- WRITTEN TASK
Quote each of the entries below word for word, keeping every line in its original order.

- DATA TO PROCESS

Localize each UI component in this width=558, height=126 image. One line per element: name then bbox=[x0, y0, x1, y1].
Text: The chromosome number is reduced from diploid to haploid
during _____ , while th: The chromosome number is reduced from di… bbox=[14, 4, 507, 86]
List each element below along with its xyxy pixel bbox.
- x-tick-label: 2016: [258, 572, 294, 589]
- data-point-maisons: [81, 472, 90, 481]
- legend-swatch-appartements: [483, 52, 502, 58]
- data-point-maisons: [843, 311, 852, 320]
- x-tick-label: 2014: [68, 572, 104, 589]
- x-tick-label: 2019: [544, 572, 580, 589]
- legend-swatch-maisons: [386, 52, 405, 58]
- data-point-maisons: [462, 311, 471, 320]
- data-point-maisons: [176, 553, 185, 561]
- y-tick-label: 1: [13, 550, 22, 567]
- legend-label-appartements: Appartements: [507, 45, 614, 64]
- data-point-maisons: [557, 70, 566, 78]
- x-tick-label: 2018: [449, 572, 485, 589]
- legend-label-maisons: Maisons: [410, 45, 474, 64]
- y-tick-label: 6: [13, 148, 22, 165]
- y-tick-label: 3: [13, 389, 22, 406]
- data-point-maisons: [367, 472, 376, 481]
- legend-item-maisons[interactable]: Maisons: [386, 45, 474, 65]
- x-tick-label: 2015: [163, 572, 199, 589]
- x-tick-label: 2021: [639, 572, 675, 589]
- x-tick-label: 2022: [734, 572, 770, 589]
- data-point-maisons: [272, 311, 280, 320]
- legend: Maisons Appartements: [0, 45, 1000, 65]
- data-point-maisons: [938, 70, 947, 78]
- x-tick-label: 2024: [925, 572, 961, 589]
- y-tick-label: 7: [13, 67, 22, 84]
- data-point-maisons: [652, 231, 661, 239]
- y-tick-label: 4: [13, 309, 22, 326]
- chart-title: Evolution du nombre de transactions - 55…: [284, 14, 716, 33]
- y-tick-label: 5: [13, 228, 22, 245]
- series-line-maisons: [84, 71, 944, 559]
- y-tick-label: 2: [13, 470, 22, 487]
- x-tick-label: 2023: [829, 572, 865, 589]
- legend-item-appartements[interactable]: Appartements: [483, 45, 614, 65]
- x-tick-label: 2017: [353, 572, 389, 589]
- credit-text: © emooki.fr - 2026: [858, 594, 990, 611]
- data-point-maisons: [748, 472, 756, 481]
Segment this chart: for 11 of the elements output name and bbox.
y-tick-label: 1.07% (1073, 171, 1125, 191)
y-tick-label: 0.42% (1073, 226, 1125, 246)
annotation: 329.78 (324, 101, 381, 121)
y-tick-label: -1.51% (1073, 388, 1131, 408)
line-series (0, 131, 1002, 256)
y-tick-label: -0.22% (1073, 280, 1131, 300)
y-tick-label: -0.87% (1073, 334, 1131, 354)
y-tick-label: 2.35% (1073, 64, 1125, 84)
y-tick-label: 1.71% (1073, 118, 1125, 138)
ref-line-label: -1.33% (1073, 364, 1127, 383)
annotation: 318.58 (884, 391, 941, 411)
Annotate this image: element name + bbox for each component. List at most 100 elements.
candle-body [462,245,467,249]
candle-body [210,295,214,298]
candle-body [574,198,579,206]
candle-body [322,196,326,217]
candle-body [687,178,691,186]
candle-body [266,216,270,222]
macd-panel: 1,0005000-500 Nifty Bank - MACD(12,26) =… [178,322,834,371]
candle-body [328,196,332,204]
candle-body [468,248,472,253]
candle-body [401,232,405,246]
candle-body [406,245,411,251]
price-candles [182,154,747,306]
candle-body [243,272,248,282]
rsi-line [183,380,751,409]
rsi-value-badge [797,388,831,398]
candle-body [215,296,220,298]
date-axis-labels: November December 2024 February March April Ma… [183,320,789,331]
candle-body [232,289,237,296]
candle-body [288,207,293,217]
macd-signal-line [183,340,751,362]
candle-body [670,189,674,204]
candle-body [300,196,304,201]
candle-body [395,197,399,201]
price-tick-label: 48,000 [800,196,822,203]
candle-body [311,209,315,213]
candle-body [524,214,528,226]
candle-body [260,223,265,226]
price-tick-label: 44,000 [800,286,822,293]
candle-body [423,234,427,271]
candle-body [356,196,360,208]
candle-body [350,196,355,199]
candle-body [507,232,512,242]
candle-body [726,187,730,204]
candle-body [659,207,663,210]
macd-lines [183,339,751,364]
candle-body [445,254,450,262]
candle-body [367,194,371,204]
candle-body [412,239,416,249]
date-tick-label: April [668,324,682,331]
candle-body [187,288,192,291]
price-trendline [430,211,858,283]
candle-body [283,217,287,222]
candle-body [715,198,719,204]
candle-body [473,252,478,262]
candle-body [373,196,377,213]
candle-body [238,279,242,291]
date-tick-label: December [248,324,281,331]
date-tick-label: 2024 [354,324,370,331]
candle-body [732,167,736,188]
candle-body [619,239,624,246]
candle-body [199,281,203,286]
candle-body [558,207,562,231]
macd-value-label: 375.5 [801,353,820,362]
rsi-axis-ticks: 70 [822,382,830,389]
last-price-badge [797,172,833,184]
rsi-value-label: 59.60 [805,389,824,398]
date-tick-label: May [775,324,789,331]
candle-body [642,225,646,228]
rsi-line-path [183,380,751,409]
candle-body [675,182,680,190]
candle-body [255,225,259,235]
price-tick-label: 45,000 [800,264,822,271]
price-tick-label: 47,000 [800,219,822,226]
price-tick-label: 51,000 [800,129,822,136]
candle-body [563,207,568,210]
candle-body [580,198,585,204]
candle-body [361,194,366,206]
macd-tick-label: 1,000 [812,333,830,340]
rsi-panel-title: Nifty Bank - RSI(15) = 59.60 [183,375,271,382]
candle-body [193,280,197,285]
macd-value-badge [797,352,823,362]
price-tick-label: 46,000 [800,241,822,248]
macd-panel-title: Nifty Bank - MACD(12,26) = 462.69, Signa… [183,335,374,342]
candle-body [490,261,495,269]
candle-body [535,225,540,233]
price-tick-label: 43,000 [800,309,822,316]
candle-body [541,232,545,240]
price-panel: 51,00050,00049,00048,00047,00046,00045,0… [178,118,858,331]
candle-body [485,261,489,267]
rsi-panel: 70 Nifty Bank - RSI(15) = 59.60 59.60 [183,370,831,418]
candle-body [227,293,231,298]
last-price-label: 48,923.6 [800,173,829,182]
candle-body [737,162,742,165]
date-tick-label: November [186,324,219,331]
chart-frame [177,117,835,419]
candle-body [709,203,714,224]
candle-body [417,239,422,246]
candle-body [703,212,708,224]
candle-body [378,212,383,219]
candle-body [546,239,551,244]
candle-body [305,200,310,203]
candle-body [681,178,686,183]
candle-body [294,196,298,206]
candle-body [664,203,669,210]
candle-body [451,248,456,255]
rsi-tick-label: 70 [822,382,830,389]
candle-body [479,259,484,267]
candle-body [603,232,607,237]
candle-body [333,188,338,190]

- ANSWER TO THIS EXERCISE
Localize each UI component in this width=558, height=126 image. One line per element: name then bbox=[x0, y0, x1, y1].
Text: The chromosome number is reduced from diploid to haploid
during _____ , while th: The chromosome number is reduced from di… bbox=[14, 4, 507, 86]
List each element below along with its xyxy pixel bbox.
- x-tick-label: 2016: [258, 572, 294, 589]
- data-point-maisons: [81, 472, 90, 481]
- legend-swatch-appartements: [483, 52, 502, 58]
- data-point-maisons: [843, 311, 852, 320]
- x-tick-label: 2014: [68, 572, 104, 589]
- x-tick-label: 2019: [544, 572, 580, 589]
- legend-swatch-maisons: [386, 52, 405, 58]
- data-point-maisons: [462, 311, 471, 320]
- data-point-maisons: [176, 553, 185, 561]
- y-tick-label: 1: [13, 550, 22, 567]
- legend-label-appartements: Appartements: [507, 45, 614, 64]
- data-point-maisons: [557, 70, 566, 78]
- x-tick-label: 2018: [449, 572, 485, 589]
- legend-label-maisons: Maisons: [410, 45, 474, 64]
- y-tick-label: 6: [13, 148, 22, 165]
- y-tick-label: 3: [13, 389, 22, 406]
- data-point-maisons: [367, 472, 376, 481]
- legend-item-maisons[interactable]: Maisons: [386, 45, 474, 65]
- x-tick-label: 2015: [163, 572, 199, 589]
- x-tick-label: 2021: [639, 572, 675, 589]
- x-tick-label: 2022: [734, 572, 770, 589]
- data-point-maisons: [272, 311, 280, 320]
- legend: Maisons Appartements: [0, 45, 1000, 65]
- data-point-maisons: [938, 70, 947, 78]
- x-tick-label: 2024: [925, 572, 961, 589]
- y-tick-label: 7: [13, 67, 22, 84]
- data-point-maisons: [652, 231, 661, 239]
- y-tick-label: 4: [13, 309, 22, 326]
- chart-title: Evolution du nombre de transactions - 55…: [284, 14, 716, 33]
- y-tick-label: 5: [13, 228, 22, 245]
- series-line-maisons: [84, 71, 944, 559]
- y-tick-label: 2: [13, 470, 22, 487]
- x-tick-label: 2023: [829, 572, 865, 589]
- legend-item-appartements[interactable]: Appartements: [483, 45, 614, 65]
- x-tick-label: 2017: [353, 572, 389, 589]
- credit-text: © emooki.fr - 2026: [858, 594, 990, 611]
- data-point-maisons: [748, 472, 756, 481]
Segment this chart: for 11 of the elements output name and bbox.
y-tick-label: 1.07% (1073, 171, 1125, 191)
y-tick-label: 0.42% (1073, 226, 1125, 246)
annotation: 329.78 (324, 101, 381, 121)
y-tick-label: -1.51% (1073, 388, 1131, 408)
line-series (0, 131, 1002, 256)
y-tick-label: -0.22% (1073, 280, 1131, 300)
y-tick-label: -0.87% (1073, 334, 1131, 354)
y-tick-label: 2.35% (1073, 64, 1125, 84)
y-tick-label: 1.71% (1073, 118, 1125, 138)
ref-line-label: -1.33% (1073, 364, 1127, 383)
annotation: 318.58 (884, 391, 941, 411)
Annotate this image: element name + bbox for each component. List at most 100 elements.
candle-body [462,245,467,249]
candle-body [210,295,214,298]
candle-body [574,198,579,206]
candle-body [322,196,326,217]
candle-body [687,178,691,186]
candle-body [266,216,270,222]
macd-panel: 1,0005000-500 Nifty Bank - MACD(12,26) =… [178,322,834,371]
candle-body [328,196,332,204]
candle-body [468,248,472,253]
candle-body [401,232,405,246]
candle-body [406,245,411,251]
price-candles [182,154,747,306]
candle-body [243,272,248,282]
rsi-line [183,380,751,409]
rsi-value-badge [797,388,831,398]
candle-body [215,296,220,298]
date-axis-labels: November December 2024 February March April Ma… [183,320,789,331]
candle-body [232,289,237,296]
candle-body [288,207,293,217]
macd-signal-line [183,340,751,362]
candle-body [670,189,674,204]
candle-body [300,196,304,201]
candle-body [395,197,399,201]
price-tick-label: 48,000 [800,196,822,203]
candle-body [311,209,315,213]
candle-body [524,214,528,226]
candle-body [260,223,265,226]
price-tick-label: 44,000 [800,286,822,293]
candle-body [423,234,427,271]
candle-body [356,196,360,208]
candle-body [350,196,355,199]
candle-body [507,232,512,242]
candle-body [726,187,730,204]
candle-body [659,207,663,210]
macd-lines [183,339,751,364]
candle-body [445,254,450,262]
candle-body [367,194,371,204]
candle-body [412,239,416,249]
date-tick-label: April [668,324,682,331]
candle-body [187,288,192,291]
price-trendline [430,211,858,283]
candle-body [283,217,287,222]
candle-body [715,198,719,204]
candle-body [473,252,478,262]
candle-body [373,196,377,213]
candle-body [238,279,242,291]
date-tick-label: December [248,324,281,331]
date-tick-label: 2024 [354,324,370,331]
candle-body [732,167,736,188]
candle-body [619,239,624,246]
candle-body [199,281,203,286]
candle-body [558,207,562,231]
macd-value-label: 375.5 [801,353,820,362]
rsi-axis-ticks: 70 [822,382,830,389]
last-price-badge [797,172,833,184]
rsi-value-label: 59.60 [805,389,824,398]
date-tick-label: May [775,324,789,331]
candle-body [642,225,646,228]
rsi-line-path [183,380,751,409]
candle-body [675,182,680,190]
candle-body [255,225,259,235]
price-tick-label: 45,000 [800,264,822,271]
price-tick-label: 47,000 [800,219,822,226]
price-tick-label: 51,000 [800,129,822,136]
candle-body [563,207,568,210]
candle-body [580,198,585,204]
candle-body [361,194,366,206]
macd-tick-label: 1,000 [812,333,830,340]
rsi-panel-title: Nifty Bank - RSI(15) = 59.60 [183,375,271,382]
candle-body [193,280,197,285]
macd-value-badge [797,352,823,362]
price-tick-label: 46,000 [800,241,822,248]
macd-panel-title: Nifty Bank - MACD(12,26) = 462.69, Signa… [183,335,374,342]
candle-body [490,261,495,269]
candle-body [535,225,540,233]
price-tick-label: 43,000 [800,309,822,316]
candle-body [541,232,545,240]
price-panel: 51,00050,00049,00048,00047,00046,00045,0… [178,118,858,331]
candle-body [485,261,489,267]
rsi-panel: 70 Nifty Bank - RSI(15) = 59.60 59.60 [183,370,831,418]
candle-body [227,293,231,298]
last-price-label: 48,923.6 [800,173,829,182]
candle-body [737,162,742,165]
date-tick-label: November [186,324,219,331]
chart-frame [177,117,835,419]
candle-body [709,203,714,224]
candle-body [417,239,422,246]
candle-body [703,212,708,224]
candle-body [378,212,383,219]
candle-body [546,239,551,244]
candle-body [305,200,310,203]
candle-body [681,178,686,183]
candle-body [294,196,298,206]
candle-body [664,203,669,210]
candle-body [451,248,456,255]
rsi-tick-label: 70 [822,382,830,389]
candle-body [479,259,484,267]
candle-body [603,232,607,237]
candle-body [333,188,338,190]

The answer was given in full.